What is required: Copy out all lines that carry the word "screenshot".

Supplied entries:
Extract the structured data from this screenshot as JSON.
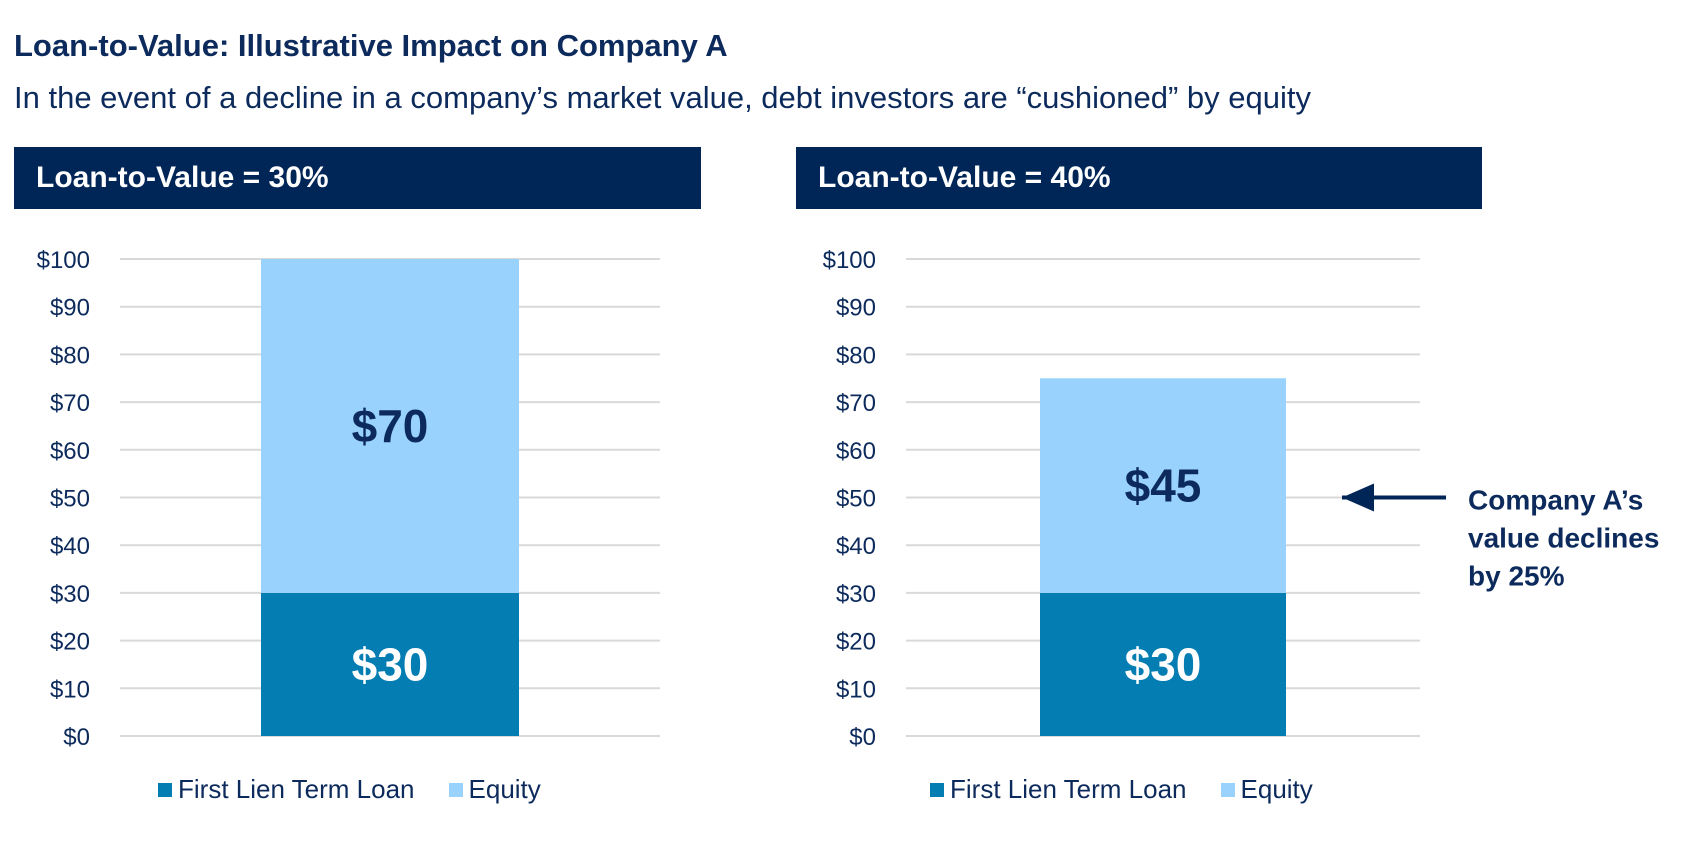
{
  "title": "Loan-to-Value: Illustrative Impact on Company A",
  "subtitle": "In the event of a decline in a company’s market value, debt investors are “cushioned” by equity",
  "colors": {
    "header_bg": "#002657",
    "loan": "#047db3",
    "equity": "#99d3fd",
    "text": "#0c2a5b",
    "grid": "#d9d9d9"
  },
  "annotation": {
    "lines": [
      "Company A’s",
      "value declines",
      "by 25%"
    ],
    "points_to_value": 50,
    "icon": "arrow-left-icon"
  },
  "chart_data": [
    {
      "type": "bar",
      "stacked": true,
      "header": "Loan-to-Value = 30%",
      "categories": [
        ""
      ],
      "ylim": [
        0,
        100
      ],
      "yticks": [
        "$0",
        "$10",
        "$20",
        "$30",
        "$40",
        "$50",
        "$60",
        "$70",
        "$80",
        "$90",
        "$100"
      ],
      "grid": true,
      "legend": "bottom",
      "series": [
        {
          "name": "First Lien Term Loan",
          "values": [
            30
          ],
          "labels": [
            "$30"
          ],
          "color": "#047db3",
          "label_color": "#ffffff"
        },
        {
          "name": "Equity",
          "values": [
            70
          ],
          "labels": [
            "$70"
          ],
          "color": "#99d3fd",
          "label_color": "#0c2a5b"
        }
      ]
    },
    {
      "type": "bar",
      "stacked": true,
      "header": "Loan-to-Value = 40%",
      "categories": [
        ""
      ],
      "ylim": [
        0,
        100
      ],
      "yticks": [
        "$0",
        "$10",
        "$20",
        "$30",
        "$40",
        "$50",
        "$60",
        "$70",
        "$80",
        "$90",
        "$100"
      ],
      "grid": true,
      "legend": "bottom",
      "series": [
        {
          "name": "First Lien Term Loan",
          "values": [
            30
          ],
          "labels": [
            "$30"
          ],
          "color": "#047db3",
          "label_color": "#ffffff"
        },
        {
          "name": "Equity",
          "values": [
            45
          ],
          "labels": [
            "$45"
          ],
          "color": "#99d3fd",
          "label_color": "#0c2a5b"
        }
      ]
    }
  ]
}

* * *

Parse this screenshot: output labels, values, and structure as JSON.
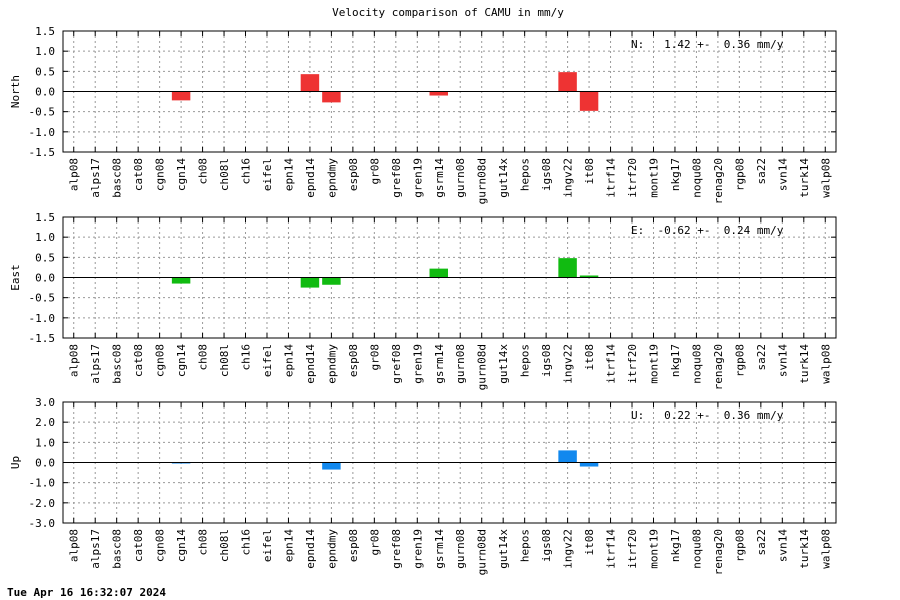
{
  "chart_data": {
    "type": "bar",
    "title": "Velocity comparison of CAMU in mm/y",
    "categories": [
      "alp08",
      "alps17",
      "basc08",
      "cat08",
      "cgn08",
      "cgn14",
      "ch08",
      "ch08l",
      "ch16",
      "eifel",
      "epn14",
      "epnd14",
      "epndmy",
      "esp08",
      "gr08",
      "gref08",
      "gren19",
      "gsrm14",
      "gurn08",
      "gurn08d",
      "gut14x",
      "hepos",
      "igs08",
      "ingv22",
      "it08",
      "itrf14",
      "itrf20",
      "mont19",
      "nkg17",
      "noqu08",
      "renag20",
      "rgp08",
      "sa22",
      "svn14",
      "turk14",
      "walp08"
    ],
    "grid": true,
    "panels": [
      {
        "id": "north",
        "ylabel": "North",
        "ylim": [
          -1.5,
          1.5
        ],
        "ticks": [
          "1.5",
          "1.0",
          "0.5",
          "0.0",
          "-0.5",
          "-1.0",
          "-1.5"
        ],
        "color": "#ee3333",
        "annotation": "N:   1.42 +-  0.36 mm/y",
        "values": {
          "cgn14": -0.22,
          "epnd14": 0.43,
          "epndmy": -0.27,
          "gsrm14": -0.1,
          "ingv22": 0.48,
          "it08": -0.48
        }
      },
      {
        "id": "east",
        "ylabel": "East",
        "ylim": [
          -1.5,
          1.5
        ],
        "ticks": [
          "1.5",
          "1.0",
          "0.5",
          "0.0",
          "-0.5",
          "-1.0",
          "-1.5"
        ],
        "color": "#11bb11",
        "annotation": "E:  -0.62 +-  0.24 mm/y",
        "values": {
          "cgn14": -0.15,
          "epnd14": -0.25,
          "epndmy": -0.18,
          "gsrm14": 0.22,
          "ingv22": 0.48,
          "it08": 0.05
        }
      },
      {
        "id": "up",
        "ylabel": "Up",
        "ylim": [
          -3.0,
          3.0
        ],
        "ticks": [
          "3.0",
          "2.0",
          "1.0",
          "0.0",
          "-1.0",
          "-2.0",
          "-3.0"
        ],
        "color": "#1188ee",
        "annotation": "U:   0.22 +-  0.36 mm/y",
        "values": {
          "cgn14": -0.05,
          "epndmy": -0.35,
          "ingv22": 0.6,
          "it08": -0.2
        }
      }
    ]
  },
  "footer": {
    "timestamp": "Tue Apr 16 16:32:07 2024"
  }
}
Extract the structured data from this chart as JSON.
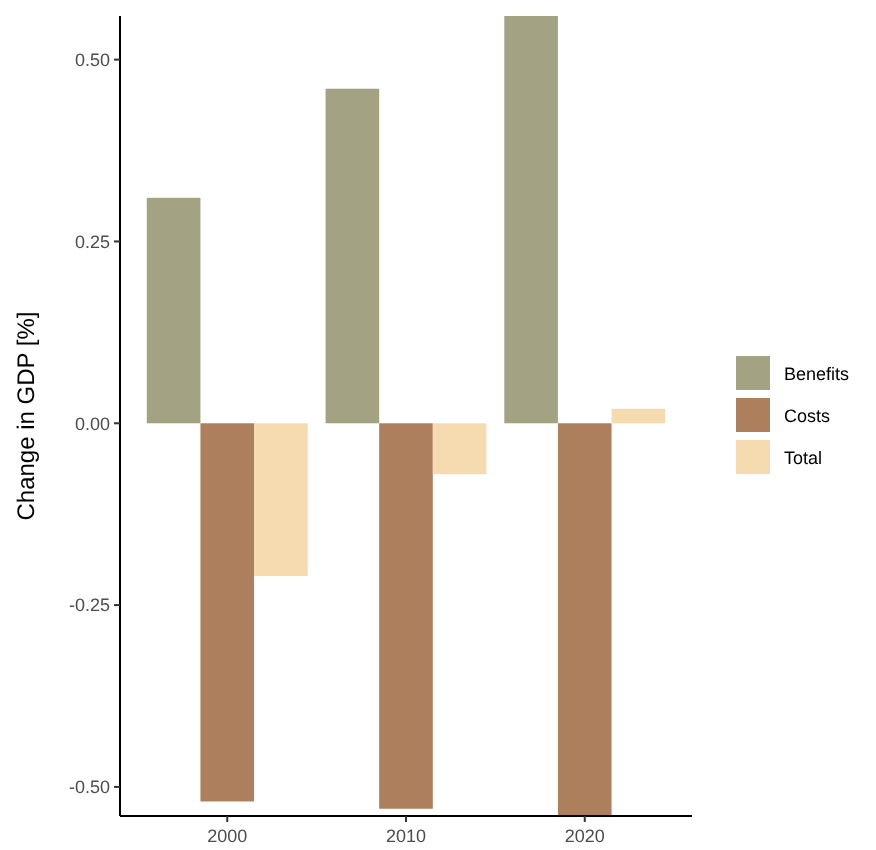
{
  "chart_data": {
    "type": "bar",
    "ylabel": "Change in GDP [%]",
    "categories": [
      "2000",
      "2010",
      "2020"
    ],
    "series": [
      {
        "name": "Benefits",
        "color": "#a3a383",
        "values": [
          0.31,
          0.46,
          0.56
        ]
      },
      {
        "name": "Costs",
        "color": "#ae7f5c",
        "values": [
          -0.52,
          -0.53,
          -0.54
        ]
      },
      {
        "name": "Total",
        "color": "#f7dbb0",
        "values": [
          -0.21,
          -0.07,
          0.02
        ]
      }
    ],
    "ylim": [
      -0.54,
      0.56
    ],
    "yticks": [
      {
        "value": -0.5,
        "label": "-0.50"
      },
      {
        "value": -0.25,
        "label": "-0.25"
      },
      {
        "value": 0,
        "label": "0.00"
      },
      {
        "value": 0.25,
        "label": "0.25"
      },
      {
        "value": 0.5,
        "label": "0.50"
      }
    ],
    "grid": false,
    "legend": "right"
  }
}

---

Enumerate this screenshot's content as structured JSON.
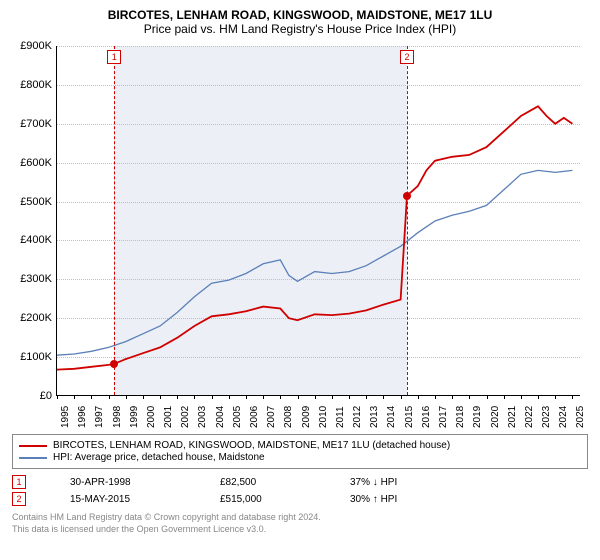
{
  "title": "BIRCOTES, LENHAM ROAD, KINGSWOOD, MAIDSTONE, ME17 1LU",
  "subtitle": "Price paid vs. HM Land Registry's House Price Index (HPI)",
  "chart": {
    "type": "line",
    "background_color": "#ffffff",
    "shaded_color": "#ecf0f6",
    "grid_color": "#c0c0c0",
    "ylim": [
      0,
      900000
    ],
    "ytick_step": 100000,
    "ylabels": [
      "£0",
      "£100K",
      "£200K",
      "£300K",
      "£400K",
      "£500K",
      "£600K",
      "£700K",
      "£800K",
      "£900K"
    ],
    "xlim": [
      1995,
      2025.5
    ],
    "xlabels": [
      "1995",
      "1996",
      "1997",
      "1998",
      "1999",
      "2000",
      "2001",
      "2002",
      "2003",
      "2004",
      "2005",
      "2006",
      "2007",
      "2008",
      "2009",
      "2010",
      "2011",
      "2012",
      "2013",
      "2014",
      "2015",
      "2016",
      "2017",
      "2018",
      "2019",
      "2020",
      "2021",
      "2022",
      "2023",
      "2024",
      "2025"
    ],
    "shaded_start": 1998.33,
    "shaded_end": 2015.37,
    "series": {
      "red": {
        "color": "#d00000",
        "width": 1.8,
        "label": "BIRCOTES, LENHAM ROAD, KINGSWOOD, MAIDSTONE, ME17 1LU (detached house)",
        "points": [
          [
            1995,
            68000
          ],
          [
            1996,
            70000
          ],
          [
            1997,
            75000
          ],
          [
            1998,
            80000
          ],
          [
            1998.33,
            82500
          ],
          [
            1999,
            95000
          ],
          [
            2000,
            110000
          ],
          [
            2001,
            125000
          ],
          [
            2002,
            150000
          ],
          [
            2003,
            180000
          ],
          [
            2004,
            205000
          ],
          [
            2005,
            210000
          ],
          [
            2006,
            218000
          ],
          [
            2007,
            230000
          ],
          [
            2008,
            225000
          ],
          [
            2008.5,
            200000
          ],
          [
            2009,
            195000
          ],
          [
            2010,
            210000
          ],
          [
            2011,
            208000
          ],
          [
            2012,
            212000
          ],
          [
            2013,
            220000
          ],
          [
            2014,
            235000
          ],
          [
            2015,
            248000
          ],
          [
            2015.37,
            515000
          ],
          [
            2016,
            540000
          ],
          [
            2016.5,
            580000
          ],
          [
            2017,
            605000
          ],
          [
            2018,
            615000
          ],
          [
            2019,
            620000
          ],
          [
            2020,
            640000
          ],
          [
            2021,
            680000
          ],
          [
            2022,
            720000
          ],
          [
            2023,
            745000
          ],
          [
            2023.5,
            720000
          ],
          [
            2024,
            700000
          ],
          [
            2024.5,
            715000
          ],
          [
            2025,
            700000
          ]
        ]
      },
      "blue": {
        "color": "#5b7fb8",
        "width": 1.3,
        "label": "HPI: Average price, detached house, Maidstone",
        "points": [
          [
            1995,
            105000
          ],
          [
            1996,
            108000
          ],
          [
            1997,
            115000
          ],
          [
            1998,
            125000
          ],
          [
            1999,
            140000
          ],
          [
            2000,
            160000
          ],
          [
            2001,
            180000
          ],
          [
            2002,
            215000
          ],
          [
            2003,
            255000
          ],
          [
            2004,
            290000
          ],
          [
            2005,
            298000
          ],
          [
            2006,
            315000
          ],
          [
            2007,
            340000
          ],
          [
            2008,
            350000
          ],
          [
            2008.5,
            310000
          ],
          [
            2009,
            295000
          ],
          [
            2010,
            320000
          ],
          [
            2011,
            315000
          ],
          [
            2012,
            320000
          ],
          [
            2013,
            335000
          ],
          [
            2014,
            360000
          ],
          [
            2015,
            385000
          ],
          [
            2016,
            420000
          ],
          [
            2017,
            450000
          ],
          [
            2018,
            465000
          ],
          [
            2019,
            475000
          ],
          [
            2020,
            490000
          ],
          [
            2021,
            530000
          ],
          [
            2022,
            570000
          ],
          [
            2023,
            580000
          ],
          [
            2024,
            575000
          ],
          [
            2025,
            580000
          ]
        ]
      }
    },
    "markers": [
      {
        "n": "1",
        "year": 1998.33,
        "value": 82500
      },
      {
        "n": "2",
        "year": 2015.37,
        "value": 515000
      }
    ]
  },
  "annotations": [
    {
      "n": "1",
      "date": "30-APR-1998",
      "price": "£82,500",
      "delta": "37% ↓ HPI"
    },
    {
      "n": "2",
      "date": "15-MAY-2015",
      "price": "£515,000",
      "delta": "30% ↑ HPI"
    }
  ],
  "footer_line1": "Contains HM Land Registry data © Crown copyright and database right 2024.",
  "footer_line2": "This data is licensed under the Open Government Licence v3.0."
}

Final answer:
Extract the structured data from this screenshot as JSON.
Parse this screenshot: output labels, values, and structure as JSON.
Enumerate this screenshot's content as structured JSON.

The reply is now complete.